▶ **Dataset excerpts**:

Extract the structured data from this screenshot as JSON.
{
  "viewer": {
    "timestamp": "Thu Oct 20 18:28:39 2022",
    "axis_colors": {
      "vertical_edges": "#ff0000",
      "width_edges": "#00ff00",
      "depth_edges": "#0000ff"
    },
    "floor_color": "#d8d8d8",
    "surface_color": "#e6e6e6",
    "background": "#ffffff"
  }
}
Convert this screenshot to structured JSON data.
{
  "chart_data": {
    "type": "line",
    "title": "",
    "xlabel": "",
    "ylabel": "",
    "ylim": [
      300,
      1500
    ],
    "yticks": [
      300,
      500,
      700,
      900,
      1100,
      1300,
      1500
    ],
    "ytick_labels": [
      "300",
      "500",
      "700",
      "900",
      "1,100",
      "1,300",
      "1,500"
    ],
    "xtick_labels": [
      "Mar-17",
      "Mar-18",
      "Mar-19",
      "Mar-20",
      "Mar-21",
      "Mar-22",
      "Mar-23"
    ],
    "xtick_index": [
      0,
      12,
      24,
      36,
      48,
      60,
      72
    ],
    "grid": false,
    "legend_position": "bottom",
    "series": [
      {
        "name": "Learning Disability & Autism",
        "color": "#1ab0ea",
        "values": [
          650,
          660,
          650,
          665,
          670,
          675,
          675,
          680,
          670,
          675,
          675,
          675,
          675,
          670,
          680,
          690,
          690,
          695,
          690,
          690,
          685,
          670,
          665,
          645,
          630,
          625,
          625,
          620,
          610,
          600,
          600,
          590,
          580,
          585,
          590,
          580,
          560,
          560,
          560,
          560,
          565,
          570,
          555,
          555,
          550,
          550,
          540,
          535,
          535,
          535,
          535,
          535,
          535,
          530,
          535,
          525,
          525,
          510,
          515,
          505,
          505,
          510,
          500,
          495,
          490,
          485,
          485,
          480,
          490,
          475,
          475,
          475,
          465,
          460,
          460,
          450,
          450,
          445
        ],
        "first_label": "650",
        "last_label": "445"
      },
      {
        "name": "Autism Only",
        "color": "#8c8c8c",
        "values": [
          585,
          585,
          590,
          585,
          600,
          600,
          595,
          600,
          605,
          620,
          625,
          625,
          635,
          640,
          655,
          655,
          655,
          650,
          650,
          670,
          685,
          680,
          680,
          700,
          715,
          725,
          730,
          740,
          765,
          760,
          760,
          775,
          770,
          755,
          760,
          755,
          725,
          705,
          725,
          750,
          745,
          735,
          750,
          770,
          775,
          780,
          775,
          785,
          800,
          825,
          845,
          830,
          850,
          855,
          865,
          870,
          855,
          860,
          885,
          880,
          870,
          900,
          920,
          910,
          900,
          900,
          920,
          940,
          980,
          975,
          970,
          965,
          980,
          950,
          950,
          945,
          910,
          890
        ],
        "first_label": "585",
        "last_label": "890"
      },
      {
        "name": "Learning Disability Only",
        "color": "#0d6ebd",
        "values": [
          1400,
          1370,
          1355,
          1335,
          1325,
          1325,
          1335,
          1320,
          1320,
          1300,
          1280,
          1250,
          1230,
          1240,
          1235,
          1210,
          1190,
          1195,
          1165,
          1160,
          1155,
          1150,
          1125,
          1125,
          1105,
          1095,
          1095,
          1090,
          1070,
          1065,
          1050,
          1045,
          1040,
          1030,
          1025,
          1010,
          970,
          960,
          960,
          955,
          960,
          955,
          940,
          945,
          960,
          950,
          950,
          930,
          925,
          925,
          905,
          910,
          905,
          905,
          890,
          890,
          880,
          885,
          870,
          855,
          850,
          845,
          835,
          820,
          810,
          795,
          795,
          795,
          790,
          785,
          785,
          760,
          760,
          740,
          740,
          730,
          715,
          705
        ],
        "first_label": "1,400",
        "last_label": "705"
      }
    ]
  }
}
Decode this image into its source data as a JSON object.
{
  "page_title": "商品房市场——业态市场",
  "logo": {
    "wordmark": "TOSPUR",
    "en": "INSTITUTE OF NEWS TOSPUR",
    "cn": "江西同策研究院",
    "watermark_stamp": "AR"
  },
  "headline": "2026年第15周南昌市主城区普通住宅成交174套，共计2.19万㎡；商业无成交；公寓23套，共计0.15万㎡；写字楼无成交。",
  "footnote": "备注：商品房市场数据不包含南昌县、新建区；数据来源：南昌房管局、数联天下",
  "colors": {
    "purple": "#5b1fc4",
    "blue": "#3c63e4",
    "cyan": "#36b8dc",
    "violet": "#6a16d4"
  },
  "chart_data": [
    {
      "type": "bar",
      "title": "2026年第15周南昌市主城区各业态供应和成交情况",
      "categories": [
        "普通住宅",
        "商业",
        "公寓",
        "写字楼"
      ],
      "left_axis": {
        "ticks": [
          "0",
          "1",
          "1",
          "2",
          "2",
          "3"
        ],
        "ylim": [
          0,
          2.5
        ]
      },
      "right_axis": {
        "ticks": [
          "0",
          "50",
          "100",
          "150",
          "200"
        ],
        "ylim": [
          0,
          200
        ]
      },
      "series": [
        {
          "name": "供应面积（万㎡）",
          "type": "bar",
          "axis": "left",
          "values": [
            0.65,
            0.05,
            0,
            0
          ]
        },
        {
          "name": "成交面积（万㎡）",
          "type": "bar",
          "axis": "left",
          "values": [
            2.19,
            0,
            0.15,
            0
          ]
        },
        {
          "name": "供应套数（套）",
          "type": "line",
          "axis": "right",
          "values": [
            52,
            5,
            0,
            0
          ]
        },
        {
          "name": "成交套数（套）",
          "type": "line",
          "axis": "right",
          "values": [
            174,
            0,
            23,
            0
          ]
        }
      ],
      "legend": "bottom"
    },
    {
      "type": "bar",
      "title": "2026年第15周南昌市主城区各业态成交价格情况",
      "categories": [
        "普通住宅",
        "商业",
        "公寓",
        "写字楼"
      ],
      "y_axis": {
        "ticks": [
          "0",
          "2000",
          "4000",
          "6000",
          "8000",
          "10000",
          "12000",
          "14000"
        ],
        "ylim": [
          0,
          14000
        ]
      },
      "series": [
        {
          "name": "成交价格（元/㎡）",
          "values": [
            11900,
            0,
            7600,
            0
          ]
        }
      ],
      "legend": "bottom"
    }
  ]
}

▶ **Work to do**:
Locate the word "this" in the records above, and return each line that has it.

▶ **Full solution**:
Extract the structured data from this screenshot as JSON.
Convert this screenshot to structured JSON data.
Decode this image into its source data as a JSON object.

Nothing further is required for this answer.